◆ WHAT IS NEEDED ◆
Make an exact copy of the entries below with the pictures removed.
################
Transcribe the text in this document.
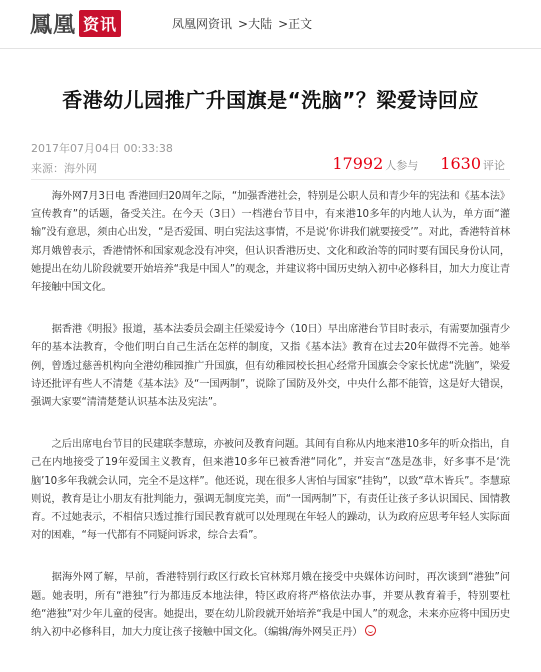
鳳凰 资讯	凤凰网资讯 >大陆 >正文
香港幼儿园推广升国旗是“洗脑”？梁爱诗回应
2017年07月04日 00:33:38
来源：海外网	17992 人参与 1630 评论

海外网7月3日电 香港回归20周年之际，“加强香港社会，特别是公职人员和青少年的宪法和《基本法》宣传教育”的话题，备受关注。在今天（3日）一档港台节目中，有来港10多年的内地人认为，单方面“灌输”没有意思，须由心出发，“是否爱国、明白宪法这事情，不是说‘你讲我们就要接受’”。对此，香港特首林郑月娥曾表示，香港情怀和国家观念没有冲突，但认识香港历史、文化和政治等的同时要有国民身份认同，她提出在幼儿阶段就要开始培养“我是中国人”的观念，并建议将中国历史纳入初中必修科目，加大力度让青年接触中国文化。

据香港《明报》报道，基本法委员会副主任梁爱诗今（10日）早出席港台节目时表示，有需要加强青少年的基本法教育，令他们明白自己生活在怎样的制度，又指《基本法》教育在过去20年做得不完善。她举例，曾透过慈善机构向全港幼稚园推广升国旗，但有幼稚园校长担心经常升国旗会令家长忧虑“洗脑”，梁爱诗还批评有些人不清楚《基本法》及“一国两制”，说除了国防及外交，中央什么都不能管，这是好大错误，强调大家要“清清楚楚认识基本法及宪法”。

之后出席电台节目的民建联李慧琼，亦被问及教育问题。其间有自称从内地来港10多年的听众指出，自己在内地接受了19年爱国主义教育，但来港10多年已被香港“同化”，并妄言“氹是氹非，好多事不是‘洗脑’10多年我就会认同，完全不是这样”。他还说，现在很多人害怕与国家“挂钩”，以致“草木皆兵”。李慧琼则说，教育是让小朋友有批判能力，强调无制度完美，而“一国两制”下，有责任让孩子多认识国民、国情教育。不过她表示，不相信只透过推行国民教育就可以处理现在年轻人的躁动，认为政府应思考年轻人实际面对的困难，“每一代都有不同疑问诉求，综合去看”。

据海外网了解，早前，香港特别行政区行政长官林郑月娥在接受中央媒体访问时，再次谈到“港独”问题。她表明，所有“港独”行为都违反本地法律，特区政府将严格依法办事，并要从教育着手，特别要杜绝“港独”对少年儿童的侵害。她提出，要在幼儿阶段就开始培养“我是中国人”的观念，未来亦应将中国历史纳入初中必修科目，加大力度让孩子接触中国文化。（编辑/海外网吴正丹）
################
◆ EXERCISE ANSWER ◆
Transcribe the text in this document.
鳳凰 资讯	凤凰网资讯 >大陆 >正文
香港幼儿园推广升国旗是“洗脑”？梁爱诗回应
2017年07月04日 00:33:38
来源：海外网	17992 人参与 1630 评论

海外网7月3日电 香港回归20周年之际，“加强香港社会，特别是公职人员和青少年的宪法和《基本法》宣传教育”的话题，备受关注。在今天（3日）一档港台节目中，有来港10多年的内地人认为，单方面“灌输”没有意思，须由心出发，“是否爱国、明白宪法这事情，不是说‘你讲我们就要接受’”。对此，香港特首林郑月娥曾表示，香港情怀和国家观念没有冲突，但认识香港历史、文化和政治等的同时要有国民身份认同，她提出在幼儿阶段就要开始培养“我是中国人”的观念，并建议将中国历史纳入初中必修科目，加大力度让青年接触中国文化。

据香港《明报》报道，基本法委员会副主任梁爱诗今（10日）早出席港台节目时表示，有需要加强青少年的基本法教育，令他们明白自己生活在怎样的制度，又指《基本法》教育在过去20年做得不完善。她举例，曾透过慈善机构向全港幼稚园推广升国旗，但有幼稚园校长担心经常升国旗会令家长忧虑“洗脑”，梁爱诗还批评有些人不清楚《基本法》及“一国两制”，说除了国防及外交，中央什么都不能管，这是好大错误，强调大家要“清清楚楚认识基本法及宪法”。

之后出席电台节目的民建联李慧琼，亦被问及教育问题。其间有自称从内地来港10多年的听众指出，自己在内地接受了19年爱国主义教育，但来港10多年已被香港“同化”，并妄言“氹是氹非，好多事不是‘洗脑’10多年我就会认同，完全不是这样”。他还说，现在很多人害怕与国家“挂钩”，以致“草木皆兵”。李慧琼则说，教育是让小朋友有批判能力，强调无制度完美，而“一国两制”下，有责任让孩子多认识国民、国情教育。不过她表示，不相信只透过推行国民教育就可以处理现在年轻人的躁动，认为政府应思考年轻人实际面对的困难，“每一代都有不同疑问诉求，综合去看”。

据海外网了解，早前，香港特别行政区行政长官林郑月娥在接受中央媒体访问时，再次谈到“港独”问题。她表明，所有“港独”行为都违反本地法律，特区政府将严格依法办事，并要从教育着手，特别要杜绝“港独”对少年儿童的侵害。她提出，要在幼儿阶段就开始培养“我是中国人”的观念，未来亦应将中国历史纳入初中必修科目，加大力度让孩子接触中国文化。（编辑/海外网吴正丹）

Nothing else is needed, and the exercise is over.